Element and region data

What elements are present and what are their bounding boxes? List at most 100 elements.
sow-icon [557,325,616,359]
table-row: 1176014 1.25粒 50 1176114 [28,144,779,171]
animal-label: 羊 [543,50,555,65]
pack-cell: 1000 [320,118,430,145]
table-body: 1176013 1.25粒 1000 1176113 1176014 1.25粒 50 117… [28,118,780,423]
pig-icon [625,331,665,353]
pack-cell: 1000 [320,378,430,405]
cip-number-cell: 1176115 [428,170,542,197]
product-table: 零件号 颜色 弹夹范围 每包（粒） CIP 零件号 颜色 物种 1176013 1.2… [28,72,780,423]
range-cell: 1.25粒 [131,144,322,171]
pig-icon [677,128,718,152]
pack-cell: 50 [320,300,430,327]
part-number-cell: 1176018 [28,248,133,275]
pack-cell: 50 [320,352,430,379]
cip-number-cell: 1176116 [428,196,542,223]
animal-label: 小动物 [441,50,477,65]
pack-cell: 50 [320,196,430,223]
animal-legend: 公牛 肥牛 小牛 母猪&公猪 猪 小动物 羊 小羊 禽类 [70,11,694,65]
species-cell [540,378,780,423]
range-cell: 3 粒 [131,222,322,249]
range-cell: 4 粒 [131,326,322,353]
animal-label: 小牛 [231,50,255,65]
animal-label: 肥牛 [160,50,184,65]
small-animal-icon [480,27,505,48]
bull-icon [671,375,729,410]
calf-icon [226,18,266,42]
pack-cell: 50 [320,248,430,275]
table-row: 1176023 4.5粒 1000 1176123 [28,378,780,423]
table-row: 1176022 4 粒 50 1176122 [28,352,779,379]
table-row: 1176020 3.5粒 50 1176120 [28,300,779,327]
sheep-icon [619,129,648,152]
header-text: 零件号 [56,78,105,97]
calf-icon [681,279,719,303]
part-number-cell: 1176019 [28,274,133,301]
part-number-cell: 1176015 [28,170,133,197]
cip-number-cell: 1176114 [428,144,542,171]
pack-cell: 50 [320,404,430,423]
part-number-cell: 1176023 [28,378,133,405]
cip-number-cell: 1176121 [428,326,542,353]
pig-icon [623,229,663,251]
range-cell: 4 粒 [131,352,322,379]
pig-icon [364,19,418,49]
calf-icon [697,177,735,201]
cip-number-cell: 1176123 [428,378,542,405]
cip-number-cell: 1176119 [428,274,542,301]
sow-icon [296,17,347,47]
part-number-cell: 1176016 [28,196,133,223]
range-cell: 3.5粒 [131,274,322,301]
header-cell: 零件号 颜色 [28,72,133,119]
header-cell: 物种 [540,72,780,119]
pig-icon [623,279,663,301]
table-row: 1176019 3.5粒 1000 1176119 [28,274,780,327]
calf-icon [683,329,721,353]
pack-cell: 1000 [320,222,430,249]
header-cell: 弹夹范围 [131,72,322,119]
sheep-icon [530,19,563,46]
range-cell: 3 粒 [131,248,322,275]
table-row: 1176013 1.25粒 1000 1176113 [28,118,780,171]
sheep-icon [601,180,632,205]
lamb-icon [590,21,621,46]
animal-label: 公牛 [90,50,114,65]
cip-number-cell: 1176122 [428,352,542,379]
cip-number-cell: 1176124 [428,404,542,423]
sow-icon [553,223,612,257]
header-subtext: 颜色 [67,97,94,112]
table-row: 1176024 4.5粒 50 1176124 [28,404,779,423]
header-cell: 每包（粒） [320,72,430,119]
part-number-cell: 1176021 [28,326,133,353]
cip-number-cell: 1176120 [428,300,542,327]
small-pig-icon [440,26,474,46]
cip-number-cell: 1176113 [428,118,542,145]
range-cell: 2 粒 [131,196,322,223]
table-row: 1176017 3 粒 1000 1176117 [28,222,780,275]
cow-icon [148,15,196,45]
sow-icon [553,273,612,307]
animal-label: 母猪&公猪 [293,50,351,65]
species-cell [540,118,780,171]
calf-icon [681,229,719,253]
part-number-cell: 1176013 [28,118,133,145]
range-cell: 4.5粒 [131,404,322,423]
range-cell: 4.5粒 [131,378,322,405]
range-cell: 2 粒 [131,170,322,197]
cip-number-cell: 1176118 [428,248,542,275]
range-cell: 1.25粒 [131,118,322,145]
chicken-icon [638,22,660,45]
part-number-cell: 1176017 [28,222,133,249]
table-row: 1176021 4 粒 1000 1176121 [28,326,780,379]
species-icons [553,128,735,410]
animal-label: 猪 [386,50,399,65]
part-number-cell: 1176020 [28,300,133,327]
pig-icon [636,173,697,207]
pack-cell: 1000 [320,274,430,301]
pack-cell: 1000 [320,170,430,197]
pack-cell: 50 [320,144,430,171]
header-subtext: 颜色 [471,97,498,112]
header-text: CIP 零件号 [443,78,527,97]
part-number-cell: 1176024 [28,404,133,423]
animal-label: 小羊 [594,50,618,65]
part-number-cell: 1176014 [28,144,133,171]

**Task prompt**. Copy the entire listing above line for line, keeping every character unchanged.

**Final result**.
What elements are present and what are their bounding boxes? List at most 100 elements.
sow-icon [557,325,616,359]
table-row: 1176014 1.25粒 50 1176114 [28,144,779,171]
animal-label: 羊 [543,50,555,65]
pack-cell: 1000 [320,118,430,145]
table-body: 1176013 1.25粒 1000 1176113 1176014 1.25粒 50 117… [28,118,780,423]
pig-icon [625,331,665,353]
pack-cell: 1000 [320,378,430,405]
cip-number-cell: 1176115 [428,170,542,197]
product-table: 零件号 颜色 弹夹范围 每包（粒） CIP 零件号 颜色 物种 1176013 1.2… [28,72,780,423]
range-cell: 1.25粒 [131,144,322,171]
pig-icon [677,128,718,152]
pack-cell: 50 [320,300,430,327]
part-number-cell: 1176018 [28,248,133,275]
pack-cell: 50 [320,352,430,379]
cip-number-cell: 1176116 [428,196,542,223]
animal-label: 小动物 [441,50,477,65]
pack-cell: 50 [320,196,430,223]
animal-legend: 公牛 肥牛 小牛 母猪&公猪 猪 小动物 羊 小羊 禽类 [70,11,694,65]
species-cell [540,378,780,423]
range-cell: 3 粒 [131,222,322,249]
range-cell: 4 粒 [131,326,322,353]
animal-label: 小牛 [231,50,255,65]
animal-label: 肥牛 [160,50,184,65]
small-animal-icon [480,27,505,48]
bull-icon [671,375,729,410]
calf-icon [226,18,266,42]
pack-cell: 50 [320,248,430,275]
table-row: 1176023 4.5粒 1000 1176123 [28,378,780,423]
table-row: 1176022 4 粒 50 1176122 [28,352,779,379]
table-row: 1176020 3.5粒 50 1176120 [28,300,779,327]
sheep-icon [619,129,648,152]
header-text: 零件号 [56,78,105,97]
calf-icon [681,279,719,303]
part-number-cell: 1176019 [28,274,133,301]
part-number-cell: 1176015 [28,170,133,197]
cip-number-cell: 1176114 [428,144,542,171]
pack-cell: 50 [320,404,430,423]
part-number-cell: 1176023 [28,378,133,405]
cip-number-cell: 1176121 [428,326,542,353]
pig-icon [623,229,663,251]
range-cell: 4 粒 [131,352,322,379]
pig-icon [364,19,418,49]
calf-icon [697,177,735,201]
cip-number-cell: 1176123 [428,378,542,405]
cip-number-cell: 1176119 [428,274,542,301]
sow-icon [296,17,347,47]
part-number-cell: 1176016 [28,196,133,223]
range-cell: 3.5粒 [131,274,322,301]
header-cell: 零件号 颜色 [28,72,133,119]
header-cell: 物种 [540,72,780,119]
pig-icon [623,279,663,301]
table-row: 1176019 3.5粒 1000 1176119 [28,274,780,327]
calf-icon [683,329,721,353]
pack-cell: 1000 [320,222,430,249]
header-cell: 弹夹范围 [131,72,322,119]
sheep-icon [530,19,563,46]
range-cell: 3 粒 [131,248,322,275]
table-row: 1176013 1.25粒 1000 1176113 [28,118,780,171]
sheep-icon [601,180,632,205]
lamb-icon [590,21,621,46]
animal-label: 公牛 [90,50,114,65]
cip-number-cell: 1176122 [428,352,542,379]
cip-number-cell: 1176124 [428,404,542,423]
sow-icon [553,223,612,257]
header-subtext: 颜色 [67,97,94,112]
table-row: 1176024 4.5粒 50 1176124 [28,404,779,423]
header-cell: 每包（粒） [320,72,430,119]
part-number-cell: 1176021 [28,326,133,353]
cip-number-cell: 1176120 [428,300,542,327]
small-pig-icon [440,26,474,46]
cip-number-cell: 1176113 [428,118,542,145]
range-cell: 2 粒 [131,196,322,223]
table-row: 1176017 3 粒 1000 1176117 [28,222,780,275]
cow-icon [148,15,196,45]
sow-icon [553,273,612,307]
animal-label: 母猪&公猪 [293,50,351,65]
species-cell [540,118,780,171]
calf-icon [681,229,719,253]
part-number-cell: 1176013 [28,118,133,145]
range-cell: 4.5粒 [131,404,322,423]
range-cell: 4.5粒 [131,378,322,405]
range-cell: 2 粒 [131,170,322,197]
cip-number-cell: 1176118 [428,248,542,275]
range-cell: 1.25粒 [131,118,322,145]
chicken-icon [638,22,660,45]
part-number-cell: 1176017 [28,222,133,249]
table-row: 1176021 4 粒 1000 1176121 [28,326,780,379]
species-icons [553,128,735,410]
animal-label: 猪 [386,50,399,65]
part-number-cell: 1176020 [28,300,133,327]
pig-icon [636,173,697,207]
pack-cell: 1000 [320,274,430,301]
pack-cell: 1000 [320,170,430,197]
pack-cell: 50 [320,144,430,171]
header-subtext: 颜色 [471,97,498,112]
header-text: CIP 零件号 [443,78,527,97]
part-number-cell: 1176024 [28,404,133,423]
animal-label: 小羊 [594,50,618,65]
part-number-cell: 1176014 [28,144,133,171]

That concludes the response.